Par ailleurs, Jules Huard participe activement au développement social de l’entreprise, avec des aides variées aux familles : aide au logement avec la construction de maisons dès 1926 (cité Huard), création d’une colonie de vacances dès 1936.
La société dirigée par Paul Huard et Gabriel Delatour sort de la crise en 1936. Les dirigeants font moderniser la fonderie, qui reste un ensemble individualisé avec ses produits spécifiques, mais bien intégré dans le fonctionnement de l’entreprise. En 1936, des commandes de l’Etat pour la fabrication d’obus, combinées à l’augmentation des ventes de charrues et de semoirs procurent un chiffre d’affaires en nette progression, qui permet à la société de renouer avec des bénéfices substantiels. Cette situation conduit à de nouvelles embauches. À la veille de la Seconde Guerre, l’entreprise retrouve la prospérité. Un nouveau modèle de charrue, le type V, lancé en 1936, rencontre un franc succès.
Charrue type V lancée en 1936, avec un nouvel avant-train qui dispose d’un volant très pratique pour régler la profondeur de labour. Cette charrue devint le fer de lance de la maison dans les années 1940.
En 1938, l’usine Huard produit 17% de la production nationale de charrues. La marque est numéro un, en tête des 42 constructeurs recensés à l’époque. Fin août 1939, son effectif s’élève à 451 personnes, mais la guerre est là. À partir de septembre 1939, Huard produit du matériel pour l’armée de terre et la marine. La fabrication de charrues moto-portées est arrêtée. En juin 1940, les Allemands arrivent à Châteaubriant. La production pour l’armement cesse aussitôt. Pendant cette période de guerre, la société est obligée par l’occupant de fabriquer des charrues pour les constructeurs allemands de matériel agricole Rud Sack et Eberhardt.
En 1942, la production des charrues est réduite. Pour occuper le personnel, la menuiserie produit des garde-manger, des plumiers, des moules à beurre… Des ouvriers sont envoyés sur des chantiers de travaux publics. Certains vont travailler en forêt pour fournir du bois de chauffage ou du charbon de bois.
Afin d’éviter une réquisition d’ouvriers spécialisés qui partent en Allemagne dans le cadre de la Relève, la société augmente la production de matériels pour les Allemands, notamment des pièces de fonte. Les usines Huard et Franco sont classées usine d’armement, ce qui évite les réquisitions du STO. Cependant, les productions n’ont pas un caractère stratégique. Pendant cette guerre, huit personnes de l’entreprise trouvent la mort, dont plusieurs dans la Résistance.
Le 8 juin 1944, à 9 heures, l’usine des Vozelles reçoit une douzaine de bombes. Ce bombardement fait partie d’un plan de destruction des voies de communications à l’arrière du front de Normandie. Cependant, suite à un bombardement ayant eu lieu la veille, personne n’est présent dans l’usine privée d’électricité.
Cette photo montre l’état des bâtiments éventrés, sans toitures. 14 impacts de bombe sont relevés sur le site. Les machines sont recouvertes de gravats, mais beaucoup n’ont que des dégâts superficiels.

[Entrées des zones de mise en page]
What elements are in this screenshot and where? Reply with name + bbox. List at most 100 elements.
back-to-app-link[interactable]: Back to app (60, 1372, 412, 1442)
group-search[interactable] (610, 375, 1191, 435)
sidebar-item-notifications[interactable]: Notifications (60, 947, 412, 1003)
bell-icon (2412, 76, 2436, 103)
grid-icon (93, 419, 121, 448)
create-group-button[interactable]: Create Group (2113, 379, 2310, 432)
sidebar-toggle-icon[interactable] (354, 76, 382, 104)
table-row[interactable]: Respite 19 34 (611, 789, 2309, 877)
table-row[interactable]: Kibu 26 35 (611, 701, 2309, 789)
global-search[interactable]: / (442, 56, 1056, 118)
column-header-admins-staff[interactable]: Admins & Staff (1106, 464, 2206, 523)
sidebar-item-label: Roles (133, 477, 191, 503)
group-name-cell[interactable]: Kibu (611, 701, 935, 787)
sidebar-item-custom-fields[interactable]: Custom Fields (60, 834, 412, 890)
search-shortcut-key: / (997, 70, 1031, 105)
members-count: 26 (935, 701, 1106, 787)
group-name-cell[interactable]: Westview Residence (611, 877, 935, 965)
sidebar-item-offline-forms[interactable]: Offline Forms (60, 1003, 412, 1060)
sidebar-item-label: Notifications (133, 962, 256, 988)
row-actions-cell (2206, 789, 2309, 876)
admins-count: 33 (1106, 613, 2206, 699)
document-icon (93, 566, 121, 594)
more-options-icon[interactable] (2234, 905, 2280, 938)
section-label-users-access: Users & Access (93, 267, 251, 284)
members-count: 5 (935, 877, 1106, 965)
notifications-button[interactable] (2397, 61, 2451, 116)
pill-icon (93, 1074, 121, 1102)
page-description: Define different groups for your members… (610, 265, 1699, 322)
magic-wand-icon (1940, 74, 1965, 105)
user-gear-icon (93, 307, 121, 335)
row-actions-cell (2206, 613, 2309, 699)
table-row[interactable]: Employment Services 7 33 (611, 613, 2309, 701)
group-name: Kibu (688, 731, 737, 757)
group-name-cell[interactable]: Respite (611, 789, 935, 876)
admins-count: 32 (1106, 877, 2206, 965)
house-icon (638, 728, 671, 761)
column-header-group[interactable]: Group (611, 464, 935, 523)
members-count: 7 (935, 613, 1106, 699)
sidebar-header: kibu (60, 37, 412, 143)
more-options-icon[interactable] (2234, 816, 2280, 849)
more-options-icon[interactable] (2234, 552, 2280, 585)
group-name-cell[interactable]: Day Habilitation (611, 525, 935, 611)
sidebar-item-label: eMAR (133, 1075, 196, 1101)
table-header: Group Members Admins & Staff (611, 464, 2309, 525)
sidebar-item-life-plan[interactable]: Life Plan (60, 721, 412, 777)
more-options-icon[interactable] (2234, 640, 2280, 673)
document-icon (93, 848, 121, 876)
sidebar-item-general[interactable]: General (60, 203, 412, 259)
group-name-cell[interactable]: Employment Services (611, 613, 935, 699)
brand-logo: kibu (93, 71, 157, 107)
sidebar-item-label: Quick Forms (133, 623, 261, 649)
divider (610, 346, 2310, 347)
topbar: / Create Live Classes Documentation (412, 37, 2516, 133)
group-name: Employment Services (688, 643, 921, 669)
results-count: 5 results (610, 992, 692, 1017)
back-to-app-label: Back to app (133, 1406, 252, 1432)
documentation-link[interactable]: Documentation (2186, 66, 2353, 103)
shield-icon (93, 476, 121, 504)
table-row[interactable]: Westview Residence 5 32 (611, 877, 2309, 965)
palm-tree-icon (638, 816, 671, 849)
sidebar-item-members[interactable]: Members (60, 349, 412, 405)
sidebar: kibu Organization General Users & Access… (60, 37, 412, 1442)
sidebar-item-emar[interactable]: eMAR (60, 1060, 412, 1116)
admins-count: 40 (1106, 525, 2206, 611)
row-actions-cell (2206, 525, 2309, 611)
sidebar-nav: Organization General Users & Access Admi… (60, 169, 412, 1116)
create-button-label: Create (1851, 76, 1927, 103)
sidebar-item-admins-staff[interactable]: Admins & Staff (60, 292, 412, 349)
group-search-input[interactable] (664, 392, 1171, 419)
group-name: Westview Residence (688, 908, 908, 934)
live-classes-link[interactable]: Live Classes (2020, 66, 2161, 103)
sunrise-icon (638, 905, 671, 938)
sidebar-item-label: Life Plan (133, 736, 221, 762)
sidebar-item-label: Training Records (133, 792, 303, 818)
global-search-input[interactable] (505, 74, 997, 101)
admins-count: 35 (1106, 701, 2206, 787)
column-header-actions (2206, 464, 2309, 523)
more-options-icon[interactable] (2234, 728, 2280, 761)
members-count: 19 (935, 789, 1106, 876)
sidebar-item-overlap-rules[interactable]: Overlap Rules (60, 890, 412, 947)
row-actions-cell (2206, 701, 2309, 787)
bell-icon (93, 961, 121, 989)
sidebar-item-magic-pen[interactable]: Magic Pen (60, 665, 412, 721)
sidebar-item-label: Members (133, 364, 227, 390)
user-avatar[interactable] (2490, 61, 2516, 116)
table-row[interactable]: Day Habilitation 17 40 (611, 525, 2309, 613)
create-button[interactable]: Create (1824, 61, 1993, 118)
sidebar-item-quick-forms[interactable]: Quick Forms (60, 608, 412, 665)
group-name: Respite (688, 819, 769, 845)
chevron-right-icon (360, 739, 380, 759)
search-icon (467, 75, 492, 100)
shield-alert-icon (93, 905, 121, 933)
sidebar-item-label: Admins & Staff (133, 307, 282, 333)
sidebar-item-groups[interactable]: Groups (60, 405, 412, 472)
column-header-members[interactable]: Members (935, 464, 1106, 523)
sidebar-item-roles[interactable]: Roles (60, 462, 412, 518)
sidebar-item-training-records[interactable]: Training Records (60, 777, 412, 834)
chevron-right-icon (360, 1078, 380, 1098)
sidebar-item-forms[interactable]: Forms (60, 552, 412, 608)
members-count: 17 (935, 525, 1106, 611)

Consigne: Reprenez le passage du texte sur l’entreprise Huard compris entre « En 1938, l’usine » et « Sack et Eberhardt. », bornes incluses, en remplaçant « armée de terre » par « armée de l’air ».

Corrigé:
En 1938, l’usine Huard produit 17% de la production nationale de charrues. La marque est numéro un, en tête des 42 constructeurs recensés à l’époque. Fin août 1939, son effectif s’élève à 451 personnes, mais la guerre est là. À partir de septembre 1939, Huard produit du matériel pour l’armée de l’air et la marine. La fabrication de charrues moto-portées est arrêtée. En juin 1940, les Allemands arrivent à Châteaubriant. La production pour l’armement cesse aussitôt. Pendant cette période de guerre, la société est obligée par l’occupant de fabriquer des charrues pour les constructeurs allemands de matériel agricole Rud Sack et Eberhardt.